───── Material provided ─────

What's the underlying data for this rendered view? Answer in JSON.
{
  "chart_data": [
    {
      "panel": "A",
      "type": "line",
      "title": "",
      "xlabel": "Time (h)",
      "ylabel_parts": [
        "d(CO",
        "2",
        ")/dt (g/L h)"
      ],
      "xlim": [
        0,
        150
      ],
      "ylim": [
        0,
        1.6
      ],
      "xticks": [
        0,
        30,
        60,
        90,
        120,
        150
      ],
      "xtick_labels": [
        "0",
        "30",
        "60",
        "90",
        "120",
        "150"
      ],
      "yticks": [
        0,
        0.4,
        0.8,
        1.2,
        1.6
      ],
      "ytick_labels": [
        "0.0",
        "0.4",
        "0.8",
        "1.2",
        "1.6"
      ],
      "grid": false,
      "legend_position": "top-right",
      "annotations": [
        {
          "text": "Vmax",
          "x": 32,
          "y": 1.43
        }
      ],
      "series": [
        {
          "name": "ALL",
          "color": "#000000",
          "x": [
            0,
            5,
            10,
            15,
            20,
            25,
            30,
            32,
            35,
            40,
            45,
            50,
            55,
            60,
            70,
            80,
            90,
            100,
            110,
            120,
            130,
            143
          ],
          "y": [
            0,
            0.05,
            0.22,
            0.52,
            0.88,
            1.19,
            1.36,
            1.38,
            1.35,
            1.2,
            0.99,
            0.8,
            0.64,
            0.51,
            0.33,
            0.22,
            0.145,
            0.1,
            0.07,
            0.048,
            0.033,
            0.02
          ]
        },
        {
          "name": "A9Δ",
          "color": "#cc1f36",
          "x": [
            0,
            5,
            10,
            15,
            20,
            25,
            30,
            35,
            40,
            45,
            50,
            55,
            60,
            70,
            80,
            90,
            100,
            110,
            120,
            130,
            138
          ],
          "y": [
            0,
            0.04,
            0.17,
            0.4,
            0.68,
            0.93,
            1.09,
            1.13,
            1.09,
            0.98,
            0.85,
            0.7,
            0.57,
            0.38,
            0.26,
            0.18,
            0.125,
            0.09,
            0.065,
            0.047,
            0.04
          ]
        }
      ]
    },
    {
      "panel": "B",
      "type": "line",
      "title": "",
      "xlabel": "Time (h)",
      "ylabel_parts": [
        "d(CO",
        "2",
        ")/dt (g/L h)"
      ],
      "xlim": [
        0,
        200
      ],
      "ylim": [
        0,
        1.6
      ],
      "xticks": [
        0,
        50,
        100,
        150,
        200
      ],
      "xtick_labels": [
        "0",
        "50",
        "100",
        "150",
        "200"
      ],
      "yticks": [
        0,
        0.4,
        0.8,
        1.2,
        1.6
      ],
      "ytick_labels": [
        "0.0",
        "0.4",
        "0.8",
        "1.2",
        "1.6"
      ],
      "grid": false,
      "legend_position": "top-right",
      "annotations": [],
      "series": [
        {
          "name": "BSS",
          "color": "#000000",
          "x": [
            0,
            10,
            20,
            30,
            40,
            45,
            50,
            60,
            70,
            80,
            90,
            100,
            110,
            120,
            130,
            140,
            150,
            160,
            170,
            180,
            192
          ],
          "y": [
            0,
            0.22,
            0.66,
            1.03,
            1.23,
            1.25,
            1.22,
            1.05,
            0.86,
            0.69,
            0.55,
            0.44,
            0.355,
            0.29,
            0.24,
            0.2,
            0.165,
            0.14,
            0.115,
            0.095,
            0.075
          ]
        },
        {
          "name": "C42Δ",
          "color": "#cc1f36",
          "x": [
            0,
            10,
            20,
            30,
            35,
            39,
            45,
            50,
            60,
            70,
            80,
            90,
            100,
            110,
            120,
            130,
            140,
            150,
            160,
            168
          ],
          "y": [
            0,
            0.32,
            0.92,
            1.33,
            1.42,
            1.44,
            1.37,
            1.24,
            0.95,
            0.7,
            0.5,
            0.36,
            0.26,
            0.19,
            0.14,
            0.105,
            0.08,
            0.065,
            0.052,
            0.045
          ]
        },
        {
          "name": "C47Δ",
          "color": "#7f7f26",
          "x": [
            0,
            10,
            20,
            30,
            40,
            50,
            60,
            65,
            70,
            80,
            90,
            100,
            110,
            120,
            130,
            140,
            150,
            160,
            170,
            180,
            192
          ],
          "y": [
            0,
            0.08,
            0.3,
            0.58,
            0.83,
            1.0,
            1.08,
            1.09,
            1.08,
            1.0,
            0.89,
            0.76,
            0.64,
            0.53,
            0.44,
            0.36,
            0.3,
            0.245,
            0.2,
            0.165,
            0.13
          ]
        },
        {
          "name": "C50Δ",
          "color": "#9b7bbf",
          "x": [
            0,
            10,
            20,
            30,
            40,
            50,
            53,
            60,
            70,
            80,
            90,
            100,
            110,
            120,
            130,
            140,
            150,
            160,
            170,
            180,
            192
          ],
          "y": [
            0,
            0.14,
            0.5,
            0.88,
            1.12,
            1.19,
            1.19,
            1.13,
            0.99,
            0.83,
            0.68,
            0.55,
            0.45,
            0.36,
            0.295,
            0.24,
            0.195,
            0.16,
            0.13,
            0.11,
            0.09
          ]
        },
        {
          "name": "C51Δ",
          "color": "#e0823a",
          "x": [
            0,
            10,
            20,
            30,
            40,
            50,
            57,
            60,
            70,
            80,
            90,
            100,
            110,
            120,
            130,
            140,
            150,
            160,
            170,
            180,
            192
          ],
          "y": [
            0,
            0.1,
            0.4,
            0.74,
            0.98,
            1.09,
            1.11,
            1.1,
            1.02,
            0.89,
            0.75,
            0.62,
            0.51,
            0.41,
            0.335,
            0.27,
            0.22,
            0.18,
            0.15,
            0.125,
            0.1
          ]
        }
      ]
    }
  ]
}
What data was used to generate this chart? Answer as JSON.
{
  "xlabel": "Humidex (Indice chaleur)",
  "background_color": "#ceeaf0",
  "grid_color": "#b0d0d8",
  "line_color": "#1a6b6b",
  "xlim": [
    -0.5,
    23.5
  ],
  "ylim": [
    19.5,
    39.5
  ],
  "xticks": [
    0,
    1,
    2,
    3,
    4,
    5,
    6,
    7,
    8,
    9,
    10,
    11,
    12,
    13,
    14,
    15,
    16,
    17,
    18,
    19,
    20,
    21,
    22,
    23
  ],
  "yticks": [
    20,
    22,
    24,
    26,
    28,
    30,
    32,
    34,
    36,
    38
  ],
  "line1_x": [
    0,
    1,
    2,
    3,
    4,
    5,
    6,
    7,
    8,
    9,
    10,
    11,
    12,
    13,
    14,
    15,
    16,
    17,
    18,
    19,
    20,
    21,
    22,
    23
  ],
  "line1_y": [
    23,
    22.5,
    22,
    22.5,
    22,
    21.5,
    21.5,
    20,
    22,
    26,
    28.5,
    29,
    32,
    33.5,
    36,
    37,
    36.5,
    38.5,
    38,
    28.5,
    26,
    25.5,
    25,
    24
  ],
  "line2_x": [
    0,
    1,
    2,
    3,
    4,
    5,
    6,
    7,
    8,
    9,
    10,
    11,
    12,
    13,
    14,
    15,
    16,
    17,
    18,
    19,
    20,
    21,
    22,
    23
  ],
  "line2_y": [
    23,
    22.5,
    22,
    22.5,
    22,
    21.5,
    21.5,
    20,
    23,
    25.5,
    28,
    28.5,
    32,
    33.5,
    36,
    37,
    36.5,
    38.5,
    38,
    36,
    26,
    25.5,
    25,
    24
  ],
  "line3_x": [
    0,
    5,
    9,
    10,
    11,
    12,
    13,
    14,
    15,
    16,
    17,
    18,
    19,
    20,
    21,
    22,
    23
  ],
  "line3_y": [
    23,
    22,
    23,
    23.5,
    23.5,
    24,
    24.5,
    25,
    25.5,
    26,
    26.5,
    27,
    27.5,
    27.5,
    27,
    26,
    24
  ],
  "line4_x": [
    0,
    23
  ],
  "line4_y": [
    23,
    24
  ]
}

─────

- [What is expected]: Gather every line from the entries above where the word "this" appears, and copy them.

- [Reply]:
What's the underlying data for this rendered view? Answer in JSON.
What data was used to generate this chart? Answer as JSON.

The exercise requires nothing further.